◆ Work to do
Repeat the material exactly, every line of it.

** Start of Source material **

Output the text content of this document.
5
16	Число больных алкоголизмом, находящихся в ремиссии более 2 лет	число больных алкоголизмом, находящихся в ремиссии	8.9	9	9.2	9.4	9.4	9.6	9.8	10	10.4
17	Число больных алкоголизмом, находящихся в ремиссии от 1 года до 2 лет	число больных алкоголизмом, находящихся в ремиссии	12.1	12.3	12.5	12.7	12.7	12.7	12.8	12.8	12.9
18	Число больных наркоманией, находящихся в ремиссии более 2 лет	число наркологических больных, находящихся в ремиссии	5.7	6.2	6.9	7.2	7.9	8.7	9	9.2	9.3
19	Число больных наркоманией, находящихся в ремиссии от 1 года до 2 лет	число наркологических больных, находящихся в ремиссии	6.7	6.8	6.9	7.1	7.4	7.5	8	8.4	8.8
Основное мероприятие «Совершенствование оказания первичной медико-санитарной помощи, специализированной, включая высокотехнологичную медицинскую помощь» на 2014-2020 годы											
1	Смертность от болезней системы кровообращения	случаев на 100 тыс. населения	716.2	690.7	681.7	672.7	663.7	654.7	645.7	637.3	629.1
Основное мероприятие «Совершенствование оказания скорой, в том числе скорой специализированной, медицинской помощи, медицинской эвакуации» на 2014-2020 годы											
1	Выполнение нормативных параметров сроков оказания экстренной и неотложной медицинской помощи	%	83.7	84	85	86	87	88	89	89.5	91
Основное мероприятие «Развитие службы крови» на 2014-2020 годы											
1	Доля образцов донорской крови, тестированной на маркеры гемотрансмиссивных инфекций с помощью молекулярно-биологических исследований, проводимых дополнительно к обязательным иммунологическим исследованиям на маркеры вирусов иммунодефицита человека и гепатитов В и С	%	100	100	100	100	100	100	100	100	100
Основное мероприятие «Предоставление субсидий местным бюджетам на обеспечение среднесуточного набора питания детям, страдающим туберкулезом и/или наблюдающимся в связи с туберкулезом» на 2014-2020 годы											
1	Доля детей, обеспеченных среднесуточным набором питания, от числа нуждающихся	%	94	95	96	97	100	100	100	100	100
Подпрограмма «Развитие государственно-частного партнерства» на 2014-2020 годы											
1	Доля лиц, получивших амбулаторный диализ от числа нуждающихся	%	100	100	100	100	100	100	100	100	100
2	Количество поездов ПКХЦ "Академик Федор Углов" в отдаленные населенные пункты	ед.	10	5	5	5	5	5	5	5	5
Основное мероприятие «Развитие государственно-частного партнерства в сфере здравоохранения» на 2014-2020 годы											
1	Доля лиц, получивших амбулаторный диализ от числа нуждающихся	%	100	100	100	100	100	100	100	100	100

** End of Source material **

◆ Solution to the exercise
Output the text content of this document.
5
16	Число больных алкоголизмом, находящихся в ремиссии более 2 лет	число больных алкоголизмом, находящихся в ремиссии	8.9	9	9.2	9.4	9.4	9.6	9.8	10	10.4
17	Число больных алкоголизмом, находящихся в ремиссии от 1 года до 2 лет	число больных алкоголизмом, находящихся в ремиссии	12.1	12.3	12.5	12.7	12.7	12.7	12.8	12.8	12.9
18	Число больных наркоманией, находящихся в ремиссии более 2 лет	число наркологических больных, находящихся в ремиссии	5.7	6.2	6.9	7.2	7.9	8.7	9	9.2	9.3
19	Число больных наркоманией, находящихся в ремиссии от 1 года до 2 лет	число наркологических больных, находящихся в ремиссии	6.7	6.8	6.9	7.1	7.4	7.5	8	8.4	8.8
Основное мероприятие «Совершенствование оказания первичной медико-санитарной помощи, специализированной, включая высокотехнологичную медицинскую помощь» на 2014-2020 годы											
1	Смертность от болезней системы кровообращения	случаев на 100 тыс. населения	716.2	690.7	681.7	672.7	663.7	654.7	645.7	637.3	629.1
Основное мероприятие «Совершенствование оказания скорой, в том числе скорой специализированной, медицинской помощи, медицинской эвакуации» на 2014-2020 годы											
1	Выполнение нормативных параметров сроков оказания экстренной и неотложной медицинской помощи	%	83.7	84	85	86	87	88	89	89.5	91
Основное мероприятие «Развитие службы крови» на 2014-2020 годы											
1	Доля образцов донорской крови, тестированной на маркеры гемотрансмиссивных инфекций с помощью молекулярно-биологических исследований, проводимых дополнительно к обязательным иммунологическим исследованиям на маркеры вирусов иммунодефицита человека и гепатитов В и С	%	100	100	100	100	100	100	100	100	100
Основное мероприятие «Предоставление субсидий местным бюджетам на обеспечение среднесуточного набора питания детям, страдающим туберкулезом и/или наблюдающимся в связи с туберкулезом» на 2014-2020 годы											
1	Доля детей, обеспеченных среднесуточным набором питания, от числа нуждающихся	%	94	95	96	97	100	100	100	100	100
Подпрограмма «Развитие государственно-частного партнерства» на 2014-2020 годы											
1	Доля лиц, получивших амбулаторный диализ от числа нуждающихся	%	100	100	100	100	100	100	100	100	100
2	Количество поездов ПКХЦ "Академик Федор Углов" в отдаленные населенные пункты	ед.	10	5	5	5	5	5	5	5	5
Основное мероприятие «Развитие государственно-частного партнерства в сфере здравоохранения» на 2014-2020 годы											
1	Доля лиц, получивших амбулаторный диализ от числа нуждающихся	%	100	100	100	100	100	100	100	100	100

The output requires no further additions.